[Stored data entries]
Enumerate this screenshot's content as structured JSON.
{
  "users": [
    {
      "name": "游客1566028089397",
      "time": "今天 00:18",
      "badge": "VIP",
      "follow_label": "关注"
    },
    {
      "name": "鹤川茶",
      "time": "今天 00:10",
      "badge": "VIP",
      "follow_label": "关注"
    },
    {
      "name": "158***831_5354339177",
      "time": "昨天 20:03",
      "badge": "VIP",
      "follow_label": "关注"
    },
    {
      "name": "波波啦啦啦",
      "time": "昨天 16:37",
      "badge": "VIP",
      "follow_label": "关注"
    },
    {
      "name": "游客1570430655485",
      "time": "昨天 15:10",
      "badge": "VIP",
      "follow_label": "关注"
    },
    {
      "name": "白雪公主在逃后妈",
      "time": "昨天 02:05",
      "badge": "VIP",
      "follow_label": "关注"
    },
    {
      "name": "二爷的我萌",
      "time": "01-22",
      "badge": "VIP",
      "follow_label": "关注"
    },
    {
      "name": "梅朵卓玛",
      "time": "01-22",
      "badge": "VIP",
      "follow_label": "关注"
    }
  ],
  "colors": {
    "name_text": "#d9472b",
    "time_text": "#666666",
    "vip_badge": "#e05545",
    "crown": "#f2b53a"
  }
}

DIRECTIONS FOR THIS TASK
Go through the entries and repeat each one exactly.

OUTPUT
Enumerate this screenshot's content as structured JSON.
{
  "users": [
    {
      "name": "游客1566028089397",
      "time": "今天 00:18",
      "badge": "VIP",
      "follow_label": "关注"
    },
    {
      "name": "鹤川茶",
      "time": "今天 00:10",
      "badge": "VIP",
      "follow_label": "关注"
    },
    {
      "name": "158***831_5354339177",
      "time": "昨天 20:03",
      "badge": "VIP",
      "follow_label": "关注"
    },
    {
      "name": "波波啦啦啦",
      "time": "昨天 16:37",
      "badge": "VIP",
      "follow_label": "关注"
    },
    {
      "name": "游客1570430655485",
      "time": "昨天 15:10",
      "badge": "VIP",
      "follow_label": "关注"
    },
    {
      "name": "白雪公主在逃后妈",
      "time": "昨天 02:05",
      "badge": "VIP",
      "follow_label": "关注"
    },
    {
      "name": "二爷的我萌",
      "time": "01-22",
      "badge": "VIP",
      "follow_label": "关注"
    },
    {
      "name": "梅朵卓玛",
      "time": "01-22",
      "badge": "VIP",
      "follow_label": "关注"
    }
  ],
  "colors": {
    "name_text": "#d9472b",
    "time_text": "#666666",
    "vip_badge": "#e05545",
    "crown": "#f2b53a"
  }
}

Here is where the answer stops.